What you have to do. Count how many lines have the word "dots" in them. Reply with that number by itself.

Dataset listings of figures.
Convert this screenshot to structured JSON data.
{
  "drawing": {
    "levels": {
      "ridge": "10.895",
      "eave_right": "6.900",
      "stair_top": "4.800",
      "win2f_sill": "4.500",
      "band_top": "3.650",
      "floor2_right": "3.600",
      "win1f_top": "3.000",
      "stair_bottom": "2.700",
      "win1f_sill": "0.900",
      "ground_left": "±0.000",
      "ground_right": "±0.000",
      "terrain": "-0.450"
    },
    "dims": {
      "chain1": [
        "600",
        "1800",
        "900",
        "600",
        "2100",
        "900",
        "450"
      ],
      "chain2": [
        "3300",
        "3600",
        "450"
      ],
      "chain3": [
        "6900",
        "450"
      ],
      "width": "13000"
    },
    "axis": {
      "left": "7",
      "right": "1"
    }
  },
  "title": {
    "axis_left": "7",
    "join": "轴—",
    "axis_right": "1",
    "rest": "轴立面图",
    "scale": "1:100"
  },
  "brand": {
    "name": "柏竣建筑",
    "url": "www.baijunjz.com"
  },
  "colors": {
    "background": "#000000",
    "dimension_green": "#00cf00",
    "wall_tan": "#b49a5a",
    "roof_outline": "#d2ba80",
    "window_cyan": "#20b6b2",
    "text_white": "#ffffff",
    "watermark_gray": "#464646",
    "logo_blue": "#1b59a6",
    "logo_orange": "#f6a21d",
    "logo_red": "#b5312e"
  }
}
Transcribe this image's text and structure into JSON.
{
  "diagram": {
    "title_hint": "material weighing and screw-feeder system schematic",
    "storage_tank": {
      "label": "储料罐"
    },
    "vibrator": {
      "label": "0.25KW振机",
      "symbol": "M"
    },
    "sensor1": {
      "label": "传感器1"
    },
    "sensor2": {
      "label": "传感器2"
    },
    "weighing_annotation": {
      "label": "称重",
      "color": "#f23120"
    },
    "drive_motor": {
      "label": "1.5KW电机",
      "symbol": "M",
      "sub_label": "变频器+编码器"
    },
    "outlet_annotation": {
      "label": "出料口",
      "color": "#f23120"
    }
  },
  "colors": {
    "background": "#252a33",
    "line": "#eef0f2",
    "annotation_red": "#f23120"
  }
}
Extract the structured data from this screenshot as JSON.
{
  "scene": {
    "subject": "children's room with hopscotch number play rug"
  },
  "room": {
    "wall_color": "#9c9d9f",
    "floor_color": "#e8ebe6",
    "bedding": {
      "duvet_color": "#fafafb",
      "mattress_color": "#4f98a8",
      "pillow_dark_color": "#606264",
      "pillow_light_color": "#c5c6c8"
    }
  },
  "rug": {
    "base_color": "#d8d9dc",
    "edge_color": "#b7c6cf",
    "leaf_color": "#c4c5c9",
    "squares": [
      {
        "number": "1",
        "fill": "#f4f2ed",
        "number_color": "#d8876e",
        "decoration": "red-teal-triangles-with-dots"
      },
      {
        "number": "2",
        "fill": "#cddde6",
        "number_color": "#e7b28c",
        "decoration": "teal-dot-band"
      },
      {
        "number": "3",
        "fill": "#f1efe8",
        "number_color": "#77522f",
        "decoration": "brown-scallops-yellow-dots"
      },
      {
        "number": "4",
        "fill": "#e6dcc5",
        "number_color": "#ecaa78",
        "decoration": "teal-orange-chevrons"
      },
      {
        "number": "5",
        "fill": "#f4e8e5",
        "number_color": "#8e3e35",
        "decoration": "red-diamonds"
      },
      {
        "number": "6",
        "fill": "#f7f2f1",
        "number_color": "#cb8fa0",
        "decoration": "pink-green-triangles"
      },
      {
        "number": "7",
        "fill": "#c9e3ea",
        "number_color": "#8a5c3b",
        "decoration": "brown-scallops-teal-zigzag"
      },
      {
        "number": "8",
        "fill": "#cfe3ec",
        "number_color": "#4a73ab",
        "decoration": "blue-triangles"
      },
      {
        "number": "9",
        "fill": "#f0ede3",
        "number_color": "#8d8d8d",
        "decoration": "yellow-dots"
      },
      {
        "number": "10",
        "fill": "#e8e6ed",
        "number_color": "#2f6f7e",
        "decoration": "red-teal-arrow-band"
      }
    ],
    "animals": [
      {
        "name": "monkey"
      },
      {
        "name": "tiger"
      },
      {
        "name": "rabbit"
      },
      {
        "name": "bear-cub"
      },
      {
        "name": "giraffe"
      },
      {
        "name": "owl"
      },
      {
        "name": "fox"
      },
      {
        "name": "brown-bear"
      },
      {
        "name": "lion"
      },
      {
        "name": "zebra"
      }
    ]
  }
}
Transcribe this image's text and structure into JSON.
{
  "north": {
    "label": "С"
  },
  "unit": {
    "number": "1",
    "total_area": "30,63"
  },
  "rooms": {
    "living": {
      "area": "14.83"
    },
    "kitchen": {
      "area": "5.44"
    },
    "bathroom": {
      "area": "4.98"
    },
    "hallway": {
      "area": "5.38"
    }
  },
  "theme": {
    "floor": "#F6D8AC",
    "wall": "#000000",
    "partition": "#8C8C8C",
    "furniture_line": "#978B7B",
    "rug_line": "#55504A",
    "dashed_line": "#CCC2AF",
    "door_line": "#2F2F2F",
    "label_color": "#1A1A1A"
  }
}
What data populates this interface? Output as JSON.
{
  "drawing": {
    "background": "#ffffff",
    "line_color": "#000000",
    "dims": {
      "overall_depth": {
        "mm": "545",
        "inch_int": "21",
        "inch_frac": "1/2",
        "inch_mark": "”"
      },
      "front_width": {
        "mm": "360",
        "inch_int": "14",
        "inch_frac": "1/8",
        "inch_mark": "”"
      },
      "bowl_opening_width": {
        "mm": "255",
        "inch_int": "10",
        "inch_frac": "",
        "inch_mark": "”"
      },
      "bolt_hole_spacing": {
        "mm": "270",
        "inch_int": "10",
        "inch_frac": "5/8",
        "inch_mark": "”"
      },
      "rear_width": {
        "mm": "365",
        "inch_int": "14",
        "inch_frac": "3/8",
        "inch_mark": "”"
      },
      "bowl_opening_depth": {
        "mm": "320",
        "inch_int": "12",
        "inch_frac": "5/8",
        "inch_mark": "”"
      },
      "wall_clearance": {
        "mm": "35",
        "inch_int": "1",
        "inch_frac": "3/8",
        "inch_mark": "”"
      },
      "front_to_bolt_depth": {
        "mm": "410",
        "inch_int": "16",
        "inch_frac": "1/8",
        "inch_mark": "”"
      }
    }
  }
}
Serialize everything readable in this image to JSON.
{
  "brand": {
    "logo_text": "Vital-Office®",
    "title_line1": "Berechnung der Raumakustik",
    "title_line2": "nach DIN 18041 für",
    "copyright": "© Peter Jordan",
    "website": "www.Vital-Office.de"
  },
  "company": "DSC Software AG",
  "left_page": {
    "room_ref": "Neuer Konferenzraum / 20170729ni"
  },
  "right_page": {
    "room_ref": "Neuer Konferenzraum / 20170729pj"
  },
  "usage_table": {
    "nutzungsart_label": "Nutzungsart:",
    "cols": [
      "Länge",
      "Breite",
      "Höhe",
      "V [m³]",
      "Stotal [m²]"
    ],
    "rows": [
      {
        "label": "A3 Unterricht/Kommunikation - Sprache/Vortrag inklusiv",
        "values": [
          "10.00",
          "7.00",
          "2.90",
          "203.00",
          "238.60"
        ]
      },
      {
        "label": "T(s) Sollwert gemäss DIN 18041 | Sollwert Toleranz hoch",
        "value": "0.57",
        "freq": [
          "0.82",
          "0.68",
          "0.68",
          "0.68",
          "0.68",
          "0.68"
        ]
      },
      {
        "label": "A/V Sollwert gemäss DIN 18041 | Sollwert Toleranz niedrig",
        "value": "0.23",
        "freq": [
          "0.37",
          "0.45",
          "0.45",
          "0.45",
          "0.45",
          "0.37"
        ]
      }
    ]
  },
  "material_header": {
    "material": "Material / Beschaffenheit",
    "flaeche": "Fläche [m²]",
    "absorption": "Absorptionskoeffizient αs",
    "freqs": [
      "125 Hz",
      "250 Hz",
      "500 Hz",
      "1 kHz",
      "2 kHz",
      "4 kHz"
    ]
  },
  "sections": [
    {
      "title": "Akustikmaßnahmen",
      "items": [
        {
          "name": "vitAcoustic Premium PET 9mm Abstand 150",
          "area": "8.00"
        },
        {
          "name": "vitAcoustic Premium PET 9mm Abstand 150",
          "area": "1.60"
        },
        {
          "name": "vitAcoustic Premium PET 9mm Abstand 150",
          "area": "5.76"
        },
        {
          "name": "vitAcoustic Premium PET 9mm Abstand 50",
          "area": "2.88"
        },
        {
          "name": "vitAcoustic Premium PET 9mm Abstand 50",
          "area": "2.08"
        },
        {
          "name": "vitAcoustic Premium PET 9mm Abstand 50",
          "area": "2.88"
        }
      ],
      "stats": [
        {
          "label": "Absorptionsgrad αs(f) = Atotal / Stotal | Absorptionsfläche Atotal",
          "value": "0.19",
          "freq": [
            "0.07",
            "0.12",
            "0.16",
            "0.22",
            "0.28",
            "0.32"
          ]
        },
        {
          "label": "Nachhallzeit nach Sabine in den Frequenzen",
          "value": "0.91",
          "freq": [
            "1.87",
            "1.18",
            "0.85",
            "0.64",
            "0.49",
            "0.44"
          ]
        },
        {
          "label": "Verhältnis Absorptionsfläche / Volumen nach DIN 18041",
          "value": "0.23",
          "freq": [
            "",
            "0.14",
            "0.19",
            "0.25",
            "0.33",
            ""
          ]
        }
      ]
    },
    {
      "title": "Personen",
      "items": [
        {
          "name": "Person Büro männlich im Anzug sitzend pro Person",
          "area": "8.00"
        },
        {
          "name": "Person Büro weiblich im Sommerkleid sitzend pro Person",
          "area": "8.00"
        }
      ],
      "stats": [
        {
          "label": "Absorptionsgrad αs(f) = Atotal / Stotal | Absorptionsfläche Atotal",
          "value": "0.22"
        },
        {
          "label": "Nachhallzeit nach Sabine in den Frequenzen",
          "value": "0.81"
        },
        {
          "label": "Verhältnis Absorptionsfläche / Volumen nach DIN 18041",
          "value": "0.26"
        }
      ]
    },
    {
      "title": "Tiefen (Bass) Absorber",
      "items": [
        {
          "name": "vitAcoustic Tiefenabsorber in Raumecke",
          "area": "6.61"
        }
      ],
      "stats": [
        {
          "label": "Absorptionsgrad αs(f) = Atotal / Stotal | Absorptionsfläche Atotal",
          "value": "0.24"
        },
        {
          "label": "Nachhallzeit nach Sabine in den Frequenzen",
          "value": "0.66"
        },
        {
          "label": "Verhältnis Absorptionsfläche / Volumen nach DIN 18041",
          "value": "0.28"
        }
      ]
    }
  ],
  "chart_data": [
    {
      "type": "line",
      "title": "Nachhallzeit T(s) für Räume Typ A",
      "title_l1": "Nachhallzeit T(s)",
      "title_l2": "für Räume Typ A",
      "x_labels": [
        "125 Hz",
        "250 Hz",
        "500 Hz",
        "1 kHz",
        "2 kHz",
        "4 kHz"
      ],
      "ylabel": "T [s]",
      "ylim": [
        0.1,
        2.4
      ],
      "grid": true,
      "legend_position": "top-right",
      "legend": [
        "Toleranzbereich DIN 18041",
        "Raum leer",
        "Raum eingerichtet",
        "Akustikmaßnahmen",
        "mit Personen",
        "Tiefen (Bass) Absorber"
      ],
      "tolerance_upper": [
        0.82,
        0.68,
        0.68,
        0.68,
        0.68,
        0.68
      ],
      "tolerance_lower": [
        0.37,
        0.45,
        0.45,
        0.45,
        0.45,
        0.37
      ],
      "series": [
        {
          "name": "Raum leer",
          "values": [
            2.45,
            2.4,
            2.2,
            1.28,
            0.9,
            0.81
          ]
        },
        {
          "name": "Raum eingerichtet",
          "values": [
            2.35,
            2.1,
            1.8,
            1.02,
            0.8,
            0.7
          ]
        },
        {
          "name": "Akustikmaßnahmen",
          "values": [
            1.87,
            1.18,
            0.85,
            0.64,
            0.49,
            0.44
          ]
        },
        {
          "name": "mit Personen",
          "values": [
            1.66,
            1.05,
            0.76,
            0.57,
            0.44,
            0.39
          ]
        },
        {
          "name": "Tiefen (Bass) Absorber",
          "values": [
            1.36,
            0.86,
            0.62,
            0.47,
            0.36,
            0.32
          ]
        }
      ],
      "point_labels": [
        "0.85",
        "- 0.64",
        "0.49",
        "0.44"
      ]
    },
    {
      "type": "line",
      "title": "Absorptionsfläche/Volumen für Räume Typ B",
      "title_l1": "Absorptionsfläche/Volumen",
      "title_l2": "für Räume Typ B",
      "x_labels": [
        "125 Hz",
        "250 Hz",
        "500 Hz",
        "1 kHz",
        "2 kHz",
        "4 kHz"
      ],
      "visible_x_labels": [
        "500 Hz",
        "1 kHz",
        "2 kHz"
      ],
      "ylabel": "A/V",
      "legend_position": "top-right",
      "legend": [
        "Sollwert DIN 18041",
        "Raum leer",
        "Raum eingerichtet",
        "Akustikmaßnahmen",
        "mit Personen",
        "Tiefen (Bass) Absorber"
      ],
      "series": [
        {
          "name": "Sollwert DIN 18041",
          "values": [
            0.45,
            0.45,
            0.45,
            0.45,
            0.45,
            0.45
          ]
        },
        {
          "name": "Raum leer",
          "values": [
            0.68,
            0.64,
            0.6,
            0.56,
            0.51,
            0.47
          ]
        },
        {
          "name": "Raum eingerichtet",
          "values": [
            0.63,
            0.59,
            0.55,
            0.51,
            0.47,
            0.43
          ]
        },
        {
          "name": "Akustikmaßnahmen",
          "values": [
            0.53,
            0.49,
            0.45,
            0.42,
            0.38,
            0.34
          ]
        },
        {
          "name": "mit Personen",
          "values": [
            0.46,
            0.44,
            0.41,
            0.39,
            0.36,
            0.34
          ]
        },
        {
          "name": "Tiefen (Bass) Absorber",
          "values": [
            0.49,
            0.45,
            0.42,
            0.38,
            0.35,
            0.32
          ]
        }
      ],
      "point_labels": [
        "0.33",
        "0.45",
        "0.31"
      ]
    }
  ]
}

Task solution. 3